=== Recorded information ===
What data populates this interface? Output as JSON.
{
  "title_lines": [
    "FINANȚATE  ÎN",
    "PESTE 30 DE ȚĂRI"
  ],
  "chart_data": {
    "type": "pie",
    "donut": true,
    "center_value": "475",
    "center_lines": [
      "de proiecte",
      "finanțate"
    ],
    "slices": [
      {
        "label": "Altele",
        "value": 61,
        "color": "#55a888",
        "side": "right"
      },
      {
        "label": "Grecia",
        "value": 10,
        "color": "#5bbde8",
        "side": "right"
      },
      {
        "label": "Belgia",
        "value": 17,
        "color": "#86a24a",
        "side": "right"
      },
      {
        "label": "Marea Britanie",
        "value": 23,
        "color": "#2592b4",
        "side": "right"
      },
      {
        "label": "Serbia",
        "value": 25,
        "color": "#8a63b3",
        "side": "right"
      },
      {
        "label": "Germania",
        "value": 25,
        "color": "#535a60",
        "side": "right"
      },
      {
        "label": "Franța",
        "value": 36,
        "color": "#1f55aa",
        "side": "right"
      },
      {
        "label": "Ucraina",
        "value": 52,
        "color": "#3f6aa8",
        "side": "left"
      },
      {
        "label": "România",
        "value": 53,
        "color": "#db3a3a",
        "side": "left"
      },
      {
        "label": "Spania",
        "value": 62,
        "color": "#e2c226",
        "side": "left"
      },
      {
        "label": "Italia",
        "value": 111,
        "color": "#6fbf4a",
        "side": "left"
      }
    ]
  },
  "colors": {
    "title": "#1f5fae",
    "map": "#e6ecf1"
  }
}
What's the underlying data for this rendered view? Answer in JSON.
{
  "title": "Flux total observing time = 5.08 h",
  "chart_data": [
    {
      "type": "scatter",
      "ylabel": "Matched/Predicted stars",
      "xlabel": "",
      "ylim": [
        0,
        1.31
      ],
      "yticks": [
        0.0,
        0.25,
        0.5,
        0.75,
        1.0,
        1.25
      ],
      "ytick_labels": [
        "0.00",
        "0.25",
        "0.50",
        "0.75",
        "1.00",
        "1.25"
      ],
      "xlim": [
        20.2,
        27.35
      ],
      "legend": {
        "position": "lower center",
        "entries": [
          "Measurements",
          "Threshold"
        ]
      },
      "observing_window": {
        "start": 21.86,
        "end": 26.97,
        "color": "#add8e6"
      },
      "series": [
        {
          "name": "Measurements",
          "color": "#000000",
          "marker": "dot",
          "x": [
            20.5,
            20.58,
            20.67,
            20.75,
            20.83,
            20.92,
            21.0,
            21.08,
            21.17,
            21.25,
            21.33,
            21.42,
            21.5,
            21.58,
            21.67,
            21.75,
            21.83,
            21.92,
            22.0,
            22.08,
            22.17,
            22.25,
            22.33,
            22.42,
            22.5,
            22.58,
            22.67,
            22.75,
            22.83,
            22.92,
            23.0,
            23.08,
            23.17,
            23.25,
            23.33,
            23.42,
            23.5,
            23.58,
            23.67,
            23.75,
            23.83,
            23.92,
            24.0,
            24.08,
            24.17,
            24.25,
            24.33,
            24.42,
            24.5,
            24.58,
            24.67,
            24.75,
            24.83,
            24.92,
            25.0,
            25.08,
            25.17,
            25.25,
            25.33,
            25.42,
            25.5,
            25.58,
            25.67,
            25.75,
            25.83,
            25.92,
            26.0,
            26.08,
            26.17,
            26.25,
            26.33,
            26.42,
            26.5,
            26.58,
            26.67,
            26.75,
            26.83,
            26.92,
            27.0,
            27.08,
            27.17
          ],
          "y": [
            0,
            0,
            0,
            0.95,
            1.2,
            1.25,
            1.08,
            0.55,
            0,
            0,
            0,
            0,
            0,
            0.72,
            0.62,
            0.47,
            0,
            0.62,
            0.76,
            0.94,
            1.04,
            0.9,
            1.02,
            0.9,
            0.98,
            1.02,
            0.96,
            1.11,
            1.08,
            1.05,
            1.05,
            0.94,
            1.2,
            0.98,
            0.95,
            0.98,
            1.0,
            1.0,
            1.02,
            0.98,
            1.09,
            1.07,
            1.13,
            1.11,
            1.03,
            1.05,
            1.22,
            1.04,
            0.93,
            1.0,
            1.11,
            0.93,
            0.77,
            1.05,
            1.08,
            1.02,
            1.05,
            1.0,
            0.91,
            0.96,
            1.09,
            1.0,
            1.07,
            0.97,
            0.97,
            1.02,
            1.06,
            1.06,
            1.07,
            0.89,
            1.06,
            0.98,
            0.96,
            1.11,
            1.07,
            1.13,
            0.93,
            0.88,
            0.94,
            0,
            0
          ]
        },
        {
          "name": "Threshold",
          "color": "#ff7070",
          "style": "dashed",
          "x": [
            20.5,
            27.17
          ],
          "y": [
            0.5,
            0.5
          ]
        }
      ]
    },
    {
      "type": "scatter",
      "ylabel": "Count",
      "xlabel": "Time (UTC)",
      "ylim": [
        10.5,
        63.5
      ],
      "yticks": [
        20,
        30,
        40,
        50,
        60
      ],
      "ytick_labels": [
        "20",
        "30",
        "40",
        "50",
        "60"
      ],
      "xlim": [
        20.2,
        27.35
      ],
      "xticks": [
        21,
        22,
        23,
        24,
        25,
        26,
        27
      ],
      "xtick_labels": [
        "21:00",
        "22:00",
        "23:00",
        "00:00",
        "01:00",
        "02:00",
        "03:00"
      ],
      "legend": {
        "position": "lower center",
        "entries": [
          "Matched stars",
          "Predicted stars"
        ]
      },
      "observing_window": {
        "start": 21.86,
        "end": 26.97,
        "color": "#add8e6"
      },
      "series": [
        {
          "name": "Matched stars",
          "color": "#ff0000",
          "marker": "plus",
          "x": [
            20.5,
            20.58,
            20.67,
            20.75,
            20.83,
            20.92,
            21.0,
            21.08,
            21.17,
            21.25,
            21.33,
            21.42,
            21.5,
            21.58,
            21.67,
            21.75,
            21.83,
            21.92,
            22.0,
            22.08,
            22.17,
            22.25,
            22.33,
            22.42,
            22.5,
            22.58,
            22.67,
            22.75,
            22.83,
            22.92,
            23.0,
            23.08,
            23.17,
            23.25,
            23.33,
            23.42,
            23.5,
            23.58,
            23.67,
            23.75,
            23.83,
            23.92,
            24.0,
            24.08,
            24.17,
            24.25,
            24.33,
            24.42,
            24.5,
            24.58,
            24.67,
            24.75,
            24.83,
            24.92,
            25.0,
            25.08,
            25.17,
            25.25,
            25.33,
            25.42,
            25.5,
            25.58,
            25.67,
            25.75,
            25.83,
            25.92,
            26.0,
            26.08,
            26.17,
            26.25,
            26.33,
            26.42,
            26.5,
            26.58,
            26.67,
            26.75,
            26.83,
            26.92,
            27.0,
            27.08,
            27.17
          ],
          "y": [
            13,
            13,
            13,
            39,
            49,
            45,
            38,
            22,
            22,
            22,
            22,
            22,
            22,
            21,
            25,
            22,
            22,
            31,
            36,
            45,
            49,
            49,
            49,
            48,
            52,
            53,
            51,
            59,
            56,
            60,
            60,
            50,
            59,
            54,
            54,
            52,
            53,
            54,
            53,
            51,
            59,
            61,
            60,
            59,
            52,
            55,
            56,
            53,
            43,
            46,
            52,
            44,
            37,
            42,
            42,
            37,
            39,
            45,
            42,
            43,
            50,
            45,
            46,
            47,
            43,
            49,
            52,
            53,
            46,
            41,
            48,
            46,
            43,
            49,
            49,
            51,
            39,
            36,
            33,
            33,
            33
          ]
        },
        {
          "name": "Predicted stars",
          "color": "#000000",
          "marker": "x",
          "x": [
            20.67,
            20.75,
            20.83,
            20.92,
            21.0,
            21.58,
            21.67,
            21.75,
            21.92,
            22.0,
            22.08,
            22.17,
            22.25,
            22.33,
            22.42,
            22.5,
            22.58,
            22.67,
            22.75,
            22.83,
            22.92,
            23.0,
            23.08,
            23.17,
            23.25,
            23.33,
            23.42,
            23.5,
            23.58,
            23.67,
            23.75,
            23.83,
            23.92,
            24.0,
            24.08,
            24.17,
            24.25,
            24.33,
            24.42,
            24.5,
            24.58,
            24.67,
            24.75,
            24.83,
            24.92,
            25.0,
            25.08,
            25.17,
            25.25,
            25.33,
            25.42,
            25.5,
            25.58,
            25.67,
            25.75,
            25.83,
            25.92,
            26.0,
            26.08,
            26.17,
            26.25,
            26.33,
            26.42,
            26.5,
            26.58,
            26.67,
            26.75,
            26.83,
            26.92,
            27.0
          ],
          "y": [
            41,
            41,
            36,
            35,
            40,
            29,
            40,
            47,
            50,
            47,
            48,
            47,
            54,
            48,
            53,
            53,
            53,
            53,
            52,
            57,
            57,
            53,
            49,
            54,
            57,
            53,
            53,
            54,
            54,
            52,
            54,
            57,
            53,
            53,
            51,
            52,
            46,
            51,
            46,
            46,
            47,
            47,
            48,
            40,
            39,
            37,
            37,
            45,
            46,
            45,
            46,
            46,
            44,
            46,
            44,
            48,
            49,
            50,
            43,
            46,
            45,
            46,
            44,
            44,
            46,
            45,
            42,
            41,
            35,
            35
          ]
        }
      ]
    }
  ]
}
===
*What to work on:*
Count the lines of the material that include the word "stars", then state only the total.

*Solution for this problem:*
5